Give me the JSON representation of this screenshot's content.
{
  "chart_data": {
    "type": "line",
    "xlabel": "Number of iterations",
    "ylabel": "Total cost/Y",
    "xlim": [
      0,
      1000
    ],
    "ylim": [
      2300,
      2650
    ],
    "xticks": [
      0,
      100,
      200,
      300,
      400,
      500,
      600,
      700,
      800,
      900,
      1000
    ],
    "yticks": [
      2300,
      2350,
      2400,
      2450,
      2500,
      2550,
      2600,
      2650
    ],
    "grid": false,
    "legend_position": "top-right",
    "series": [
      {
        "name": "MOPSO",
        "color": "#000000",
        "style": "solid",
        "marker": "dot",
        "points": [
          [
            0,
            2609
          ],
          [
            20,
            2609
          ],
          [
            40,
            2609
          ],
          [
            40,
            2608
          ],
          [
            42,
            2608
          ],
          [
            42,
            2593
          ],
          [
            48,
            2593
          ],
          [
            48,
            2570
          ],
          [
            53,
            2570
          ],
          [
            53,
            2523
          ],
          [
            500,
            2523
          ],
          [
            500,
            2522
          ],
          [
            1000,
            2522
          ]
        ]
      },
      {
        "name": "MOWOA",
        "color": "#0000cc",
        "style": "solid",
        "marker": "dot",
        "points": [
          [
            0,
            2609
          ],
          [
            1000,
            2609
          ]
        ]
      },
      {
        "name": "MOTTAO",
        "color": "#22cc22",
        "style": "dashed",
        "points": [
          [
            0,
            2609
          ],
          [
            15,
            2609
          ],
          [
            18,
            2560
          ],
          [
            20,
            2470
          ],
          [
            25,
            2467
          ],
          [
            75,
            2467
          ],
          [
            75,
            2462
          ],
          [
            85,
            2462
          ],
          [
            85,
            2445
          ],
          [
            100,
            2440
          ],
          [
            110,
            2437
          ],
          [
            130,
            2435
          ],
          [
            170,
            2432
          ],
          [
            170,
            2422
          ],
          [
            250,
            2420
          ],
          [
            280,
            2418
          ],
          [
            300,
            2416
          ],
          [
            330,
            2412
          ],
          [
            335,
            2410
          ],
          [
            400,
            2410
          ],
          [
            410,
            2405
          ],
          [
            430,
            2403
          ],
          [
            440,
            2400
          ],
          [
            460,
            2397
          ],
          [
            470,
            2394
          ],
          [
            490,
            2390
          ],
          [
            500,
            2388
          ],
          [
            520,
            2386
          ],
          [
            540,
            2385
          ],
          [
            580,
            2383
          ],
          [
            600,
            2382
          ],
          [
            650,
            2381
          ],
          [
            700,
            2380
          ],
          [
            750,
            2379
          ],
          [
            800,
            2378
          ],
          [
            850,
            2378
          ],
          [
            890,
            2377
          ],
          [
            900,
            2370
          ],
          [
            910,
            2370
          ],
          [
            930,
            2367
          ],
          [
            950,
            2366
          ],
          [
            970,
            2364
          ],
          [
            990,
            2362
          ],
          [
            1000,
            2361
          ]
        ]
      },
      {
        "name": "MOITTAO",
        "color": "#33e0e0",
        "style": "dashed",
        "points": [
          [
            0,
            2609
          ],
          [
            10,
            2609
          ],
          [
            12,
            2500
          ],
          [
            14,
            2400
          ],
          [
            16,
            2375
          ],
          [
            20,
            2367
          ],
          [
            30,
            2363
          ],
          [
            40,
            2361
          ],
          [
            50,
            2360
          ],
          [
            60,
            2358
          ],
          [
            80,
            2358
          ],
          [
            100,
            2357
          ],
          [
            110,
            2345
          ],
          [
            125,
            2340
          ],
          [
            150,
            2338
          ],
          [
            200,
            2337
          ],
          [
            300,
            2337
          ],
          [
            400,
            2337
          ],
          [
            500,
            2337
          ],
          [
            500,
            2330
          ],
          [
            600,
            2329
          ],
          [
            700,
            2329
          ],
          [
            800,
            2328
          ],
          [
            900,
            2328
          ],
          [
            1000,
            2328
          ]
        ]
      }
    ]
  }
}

• STATED GOAL: From the records above, extract everything verbatim.

• FULL SOLUTION:
Give me the JSON representation of this screenshot's content.
{
  "chart_data": {
    "type": "line",
    "xlabel": "Number of iterations",
    "ylabel": "Total cost/Y",
    "xlim": [
      0,
      1000
    ],
    "ylim": [
      2300,
      2650
    ],
    "xticks": [
      0,
      100,
      200,
      300,
      400,
      500,
      600,
      700,
      800,
      900,
      1000
    ],
    "yticks": [
      2300,
      2350,
      2400,
      2450,
      2500,
      2550,
      2600,
      2650
    ],
    "grid": false,
    "legend_position": "top-right",
    "series": [
      {
        "name": "MOPSO",
        "color": "#000000",
        "style": "solid",
        "marker": "dot",
        "points": [
          [
            0,
            2609
          ],
          [
            20,
            2609
          ],
          [
            40,
            2609
          ],
          [
            40,
            2608
          ],
          [
            42,
            2608
          ],
          [
            42,
            2593
          ],
          [
            48,
            2593
          ],
          [
            48,
            2570
          ],
          [
            53,
            2570
          ],
          [
            53,
            2523
          ],
          [
            500,
            2523
          ],
          [
            500,
            2522
          ],
          [
            1000,
            2522
          ]
        ]
      },
      {
        "name": "MOWOA",
        "color": "#0000cc",
        "style": "solid",
        "marker": "dot",
        "points": [
          [
            0,
            2609
          ],
          [
            1000,
            2609
          ]
        ]
      },
      {
        "name": "MOTTAO",
        "color": "#22cc22",
        "style": "dashed",
        "points": [
          [
            0,
            2609
          ],
          [
            15,
            2609
          ],
          [
            18,
            2560
          ],
          [
            20,
            2470
          ],
          [
            25,
            2467
          ],
          [
            75,
            2467
          ],
          [
            75,
            2462
          ],
          [
            85,
            2462
          ],
          [
            85,
            2445
          ],
          [
            100,
            2440
          ],
          [
            110,
            2437
          ],
          [
            130,
            2435
          ],
          [
            170,
            2432
          ],
          [
            170,
            2422
          ],
          [
            250,
            2420
          ],
          [
            280,
            2418
          ],
          [
            300,
            2416
          ],
          [
            330,
            2412
          ],
          [
            335,
            2410
          ],
          [
            400,
            2410
          ],
          [
            410,
            2405
          ],
          [
            430,
            2403
          ],
          [
            440,
            2400
          ],
          [
            460,
            2397
          ],
          [
            470,
            2394
          ],
          [
            490,
            2390
          ],
          [
            500,
            2388
          ],
          [
            520,
            2386
          ],
          [
            540,
            2385
          ],
          [
            580,
            2383
          ],
          [
            600,
            2382
          ],
          [
            650,
            2381
          ],
          [
            700,
            2380
          ],
          [
            750,
            2379
          ],
          [
            800,
            2378
          ],
          [
            850,
            2378
          ],
          [
            890,
            2377
          ],
          [
            900,
            2370
          ],
          [
            910,
            2370
          ],
          [
            930,
            2367
          ],
          [
            950,
            2366
          ],
          [
            970,
            2364
          ],
          [
            990,
            2362
          ],
          [
            1000,
            2361
          ]
        ]
      },
      {
        "name": "MOITTAO",
        "color": "#33e0e0",
        "style": "dashed",
        "points": [
          [
            0,
            2609
          ],
          [
            10,
            2609
          ],
          [
            12,
            2500
          ],
          [
            14,
            2400
          ],
          [
            16,
            2375
          ],
          [
            20,
            2367
          ],
          [
            30,
            2363
          ],
          [
            40,
            2361
          ],
          [
            50,
            2360
          ],
          [
            60,
            2358
          ],
          [
            80,
            2358
          ],
          [
            100,
            2357
          ],
          [
            110,
            2345
          ],
          [
            125,
            2340
          ],
          [
            150,
            2338
          ],
          [
            200,
            2337
          ],
          [
            300,
            2337
          ],
          [
            400,
            2337
          ],
          [
            500,
            2337
          ],
          [
            500,
            2330
          ],
          [
            600,
            2329
          ],
          [
            700,
            2329
          ],
          [
            800,
            2328
          ],
          [
            900,
            2328
          ],
          [
            1000,
            2328
          ]
        ]
      }
    ]
  }
}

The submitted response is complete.